■ **Task brief**
Look through the lines below and extract any with the word "然后在静电力的作用下".

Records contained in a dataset
__________________________________________________
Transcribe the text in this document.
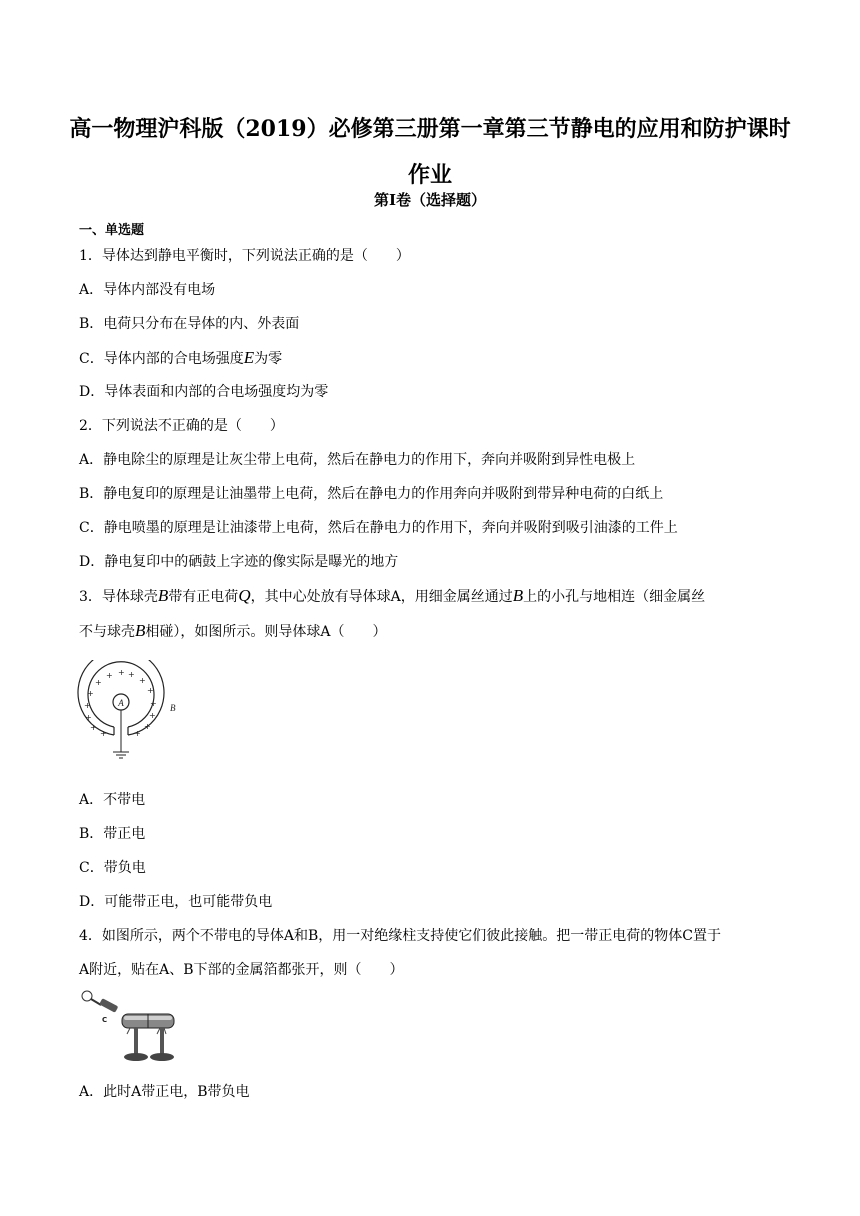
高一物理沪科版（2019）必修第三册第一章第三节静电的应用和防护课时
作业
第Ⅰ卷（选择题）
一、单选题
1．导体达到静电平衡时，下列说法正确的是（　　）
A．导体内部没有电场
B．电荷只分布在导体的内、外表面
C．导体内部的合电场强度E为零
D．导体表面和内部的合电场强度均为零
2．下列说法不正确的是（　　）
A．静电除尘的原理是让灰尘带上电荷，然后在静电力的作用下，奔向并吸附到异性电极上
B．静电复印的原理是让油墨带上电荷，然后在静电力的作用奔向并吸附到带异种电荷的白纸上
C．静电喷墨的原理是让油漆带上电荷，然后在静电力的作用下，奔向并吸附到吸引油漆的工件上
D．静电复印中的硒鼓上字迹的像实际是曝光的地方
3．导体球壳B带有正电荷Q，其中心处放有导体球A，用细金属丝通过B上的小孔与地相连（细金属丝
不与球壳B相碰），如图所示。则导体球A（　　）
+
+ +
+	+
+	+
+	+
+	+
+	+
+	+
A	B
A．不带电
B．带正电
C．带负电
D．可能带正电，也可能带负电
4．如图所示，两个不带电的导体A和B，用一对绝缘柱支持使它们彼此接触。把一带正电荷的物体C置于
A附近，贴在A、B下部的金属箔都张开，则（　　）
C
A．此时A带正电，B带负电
__________________________________________________
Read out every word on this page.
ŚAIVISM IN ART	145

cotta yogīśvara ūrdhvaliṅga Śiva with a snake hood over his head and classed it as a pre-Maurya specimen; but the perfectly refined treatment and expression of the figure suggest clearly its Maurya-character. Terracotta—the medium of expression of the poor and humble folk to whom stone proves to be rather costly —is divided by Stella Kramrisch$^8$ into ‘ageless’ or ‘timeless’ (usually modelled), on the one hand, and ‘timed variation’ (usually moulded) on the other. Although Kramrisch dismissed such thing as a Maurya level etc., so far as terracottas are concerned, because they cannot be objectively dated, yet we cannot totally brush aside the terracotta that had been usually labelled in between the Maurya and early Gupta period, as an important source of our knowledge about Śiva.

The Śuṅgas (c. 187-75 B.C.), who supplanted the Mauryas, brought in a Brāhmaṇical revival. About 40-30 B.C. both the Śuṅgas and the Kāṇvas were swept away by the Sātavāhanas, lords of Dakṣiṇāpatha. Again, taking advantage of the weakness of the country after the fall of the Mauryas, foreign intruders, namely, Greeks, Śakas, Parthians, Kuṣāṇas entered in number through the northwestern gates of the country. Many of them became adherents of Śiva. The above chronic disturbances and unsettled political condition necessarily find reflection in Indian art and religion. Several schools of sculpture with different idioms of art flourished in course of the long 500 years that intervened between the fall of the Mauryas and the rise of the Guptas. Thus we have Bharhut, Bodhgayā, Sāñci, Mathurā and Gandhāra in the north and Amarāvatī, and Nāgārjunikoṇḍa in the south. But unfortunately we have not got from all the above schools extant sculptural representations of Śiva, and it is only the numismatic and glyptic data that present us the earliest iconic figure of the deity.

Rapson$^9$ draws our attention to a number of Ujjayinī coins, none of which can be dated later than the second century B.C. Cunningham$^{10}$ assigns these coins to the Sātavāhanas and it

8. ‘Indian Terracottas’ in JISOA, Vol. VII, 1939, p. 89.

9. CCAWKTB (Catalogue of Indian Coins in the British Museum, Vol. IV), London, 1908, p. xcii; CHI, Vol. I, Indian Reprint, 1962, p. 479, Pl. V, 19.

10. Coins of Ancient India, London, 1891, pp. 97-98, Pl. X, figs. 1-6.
__________________________________________________
■ **Output for this task**
A．静电除尘的原理是让灰尘带上电荷，然后在静电力的作用下，奔向并吸附到异性电极上
C．静电喷墨的原理是让油漆带上电荷，然后在静电力的作用下，奔向并吸附到吸引油漆的工件上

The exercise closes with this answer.